- _Problem to solve_:
Please write out the complete listing that follows, exactly as it reads.

(Recorded data)
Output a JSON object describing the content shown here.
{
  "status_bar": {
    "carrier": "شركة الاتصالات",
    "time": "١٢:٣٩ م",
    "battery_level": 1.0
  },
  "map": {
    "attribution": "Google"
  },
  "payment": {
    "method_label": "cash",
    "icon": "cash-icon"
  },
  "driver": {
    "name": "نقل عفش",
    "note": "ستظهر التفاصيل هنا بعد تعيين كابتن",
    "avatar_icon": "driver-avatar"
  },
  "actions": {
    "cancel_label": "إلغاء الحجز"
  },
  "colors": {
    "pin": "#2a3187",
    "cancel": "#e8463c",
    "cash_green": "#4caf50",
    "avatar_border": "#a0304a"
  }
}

- _Expected answer_:
Output a JSON object describing the content shown here.
{
  "status_bar": {
    "carrier": "شركة الاتصالات",
    "time": "١٢:٣٩ م",
    "battery_level": 1.0
  },
  "map": {
    "attribution": "Google"
  },
  "payment": {
    "method_label": "cash",
    "icon": "cash-icon"
  },
  "driver": {
    "name": "نقل عفش",
    "note": "ستظهر التفاصيل هنا بعد تعيين كابتن",
    "avatar_icon": "driver-avatar"
  },
  "actions": {
    "cancel_label": "إلغاء الحجز"
  },
  "colors": {
    "pin": "#2a3187",
    "cancel": "#e8463c",
    "cash_green": "#4caf50",
    "avatar_border": "#a0304a"
  }
}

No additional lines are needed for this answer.